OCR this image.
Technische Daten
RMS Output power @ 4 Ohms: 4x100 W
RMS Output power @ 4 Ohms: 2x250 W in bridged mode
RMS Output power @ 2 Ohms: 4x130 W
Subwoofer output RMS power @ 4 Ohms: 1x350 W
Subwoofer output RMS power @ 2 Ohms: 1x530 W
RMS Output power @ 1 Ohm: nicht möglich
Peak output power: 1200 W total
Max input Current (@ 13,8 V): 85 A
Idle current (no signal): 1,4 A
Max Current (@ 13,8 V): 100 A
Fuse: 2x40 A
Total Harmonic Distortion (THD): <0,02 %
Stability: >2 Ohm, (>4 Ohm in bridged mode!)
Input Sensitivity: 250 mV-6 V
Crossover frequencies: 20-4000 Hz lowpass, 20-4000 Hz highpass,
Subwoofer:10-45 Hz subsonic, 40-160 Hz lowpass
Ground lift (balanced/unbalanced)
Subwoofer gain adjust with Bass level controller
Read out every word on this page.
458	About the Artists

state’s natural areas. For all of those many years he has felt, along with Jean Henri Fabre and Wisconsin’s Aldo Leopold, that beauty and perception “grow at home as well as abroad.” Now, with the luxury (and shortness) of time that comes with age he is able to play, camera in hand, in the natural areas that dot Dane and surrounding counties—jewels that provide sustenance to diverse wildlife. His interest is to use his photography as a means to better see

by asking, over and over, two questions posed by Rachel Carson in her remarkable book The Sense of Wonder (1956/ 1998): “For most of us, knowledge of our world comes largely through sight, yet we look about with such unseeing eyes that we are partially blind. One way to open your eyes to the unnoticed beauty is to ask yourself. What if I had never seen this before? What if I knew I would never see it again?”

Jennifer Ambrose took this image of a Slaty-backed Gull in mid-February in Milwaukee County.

------------------------

Given instruction » Return all of the data exactly as it reads.

Result of the task »
OCR this image.
Technische Daten
RMS Output power @ 4 Ohms: 4x100 W
RMS Output power @ 4 Ohms: 2x250 W in bridged mode
RMS Output power @ 2 Ohms: 4x130 W
Subwoofer output RMS power @ 4 Ohms: 1x350 W
Subwoofer output RMS power @ 2 Ohms: 1x530 W
RMS Output power @ 1 Ohm: nicht möglich
Peak output power: 1200 W total
Max input Current (@ 13,8 V): 85 A
Idle current (no signal): 1,4 A
Max Current (@ 13,8 V): 100 A
Fuse: 2x40 A
Total Harmonic Distortion (THD): <0,02 %
Stability: >2 Ohm, (>4 Ohm in bridged mode!)
Input Sensitivity: 250 mV-6 V
Crossover frequencies: 20-4000 Hz lowpass, 20-4000 Hz highpass,
Subwoofer:10-45 Hz subsonic, 40-160 Hz lowpass
Ground lift (balanced/unbalanced)
Subwoofer gain adjust with Bass level controller
Read out every word on this page.
458	About the Artists

state’s natural areas. For all of those many years he has felt, along with Jean Henri Fabre and Wisconsin’s Aldo Leopold, that beauty and perception “grow at home as well as abroad.” Now, with the luxury (and shortness) of time that comes with age he is able to play, camera in hand, in the natural areas that dot Dane and surrounding counties—jewels that provide sustenance to diverse wildlife. His interest is to use his photography as a means to better see

by asking, over and over, two questions posed by Rachel Carson in her remarkable book The Sense of Wonder (1956/ 1998): “For most of us, knowledge of our world comes largely through sight, yet we look about with such unseeing eyes that we are partially blind. One way to open your eyes to the unnoticed beauty is to ask yourself. What if I had never seen this before? What if I knew I would never see it again?”

Jennifer Ambrose took this image of a Slaty-backed Gull in mid-February in Milwaukee County.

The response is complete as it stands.